- Stated problem: Say how many lines in the records include the string "title", adding no other words.

- Material to process:

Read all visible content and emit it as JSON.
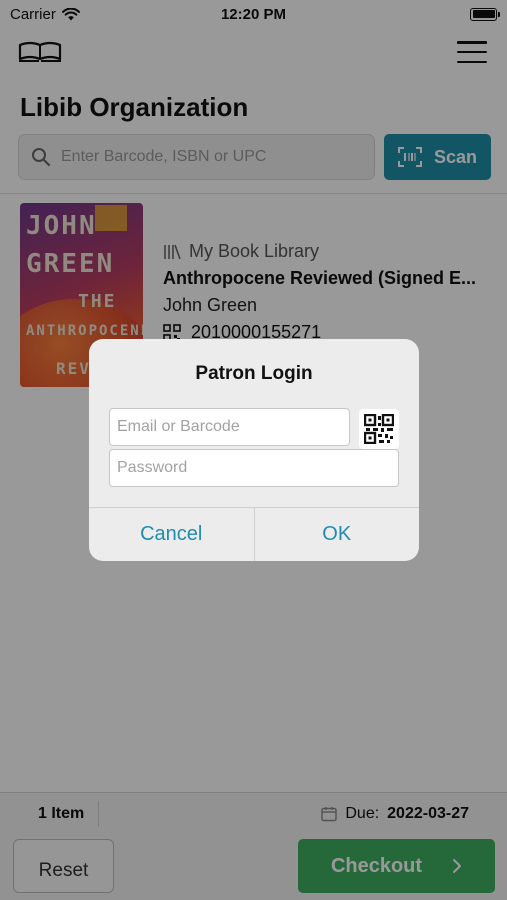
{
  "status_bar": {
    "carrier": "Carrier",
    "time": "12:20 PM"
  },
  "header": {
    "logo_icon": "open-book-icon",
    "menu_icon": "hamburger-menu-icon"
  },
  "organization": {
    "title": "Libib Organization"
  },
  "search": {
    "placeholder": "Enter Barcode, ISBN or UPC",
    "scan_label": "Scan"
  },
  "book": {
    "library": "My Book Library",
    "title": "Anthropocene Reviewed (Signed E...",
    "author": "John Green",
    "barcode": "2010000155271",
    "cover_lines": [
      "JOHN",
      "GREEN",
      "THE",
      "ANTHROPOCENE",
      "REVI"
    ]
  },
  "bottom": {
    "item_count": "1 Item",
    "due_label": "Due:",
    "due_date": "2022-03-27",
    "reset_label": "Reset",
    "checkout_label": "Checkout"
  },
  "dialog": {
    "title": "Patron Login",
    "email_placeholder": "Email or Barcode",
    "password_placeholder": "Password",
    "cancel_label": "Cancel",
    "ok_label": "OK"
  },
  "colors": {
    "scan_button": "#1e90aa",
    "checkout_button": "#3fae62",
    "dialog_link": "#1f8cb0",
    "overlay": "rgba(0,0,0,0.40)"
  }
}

- Finished answer: 3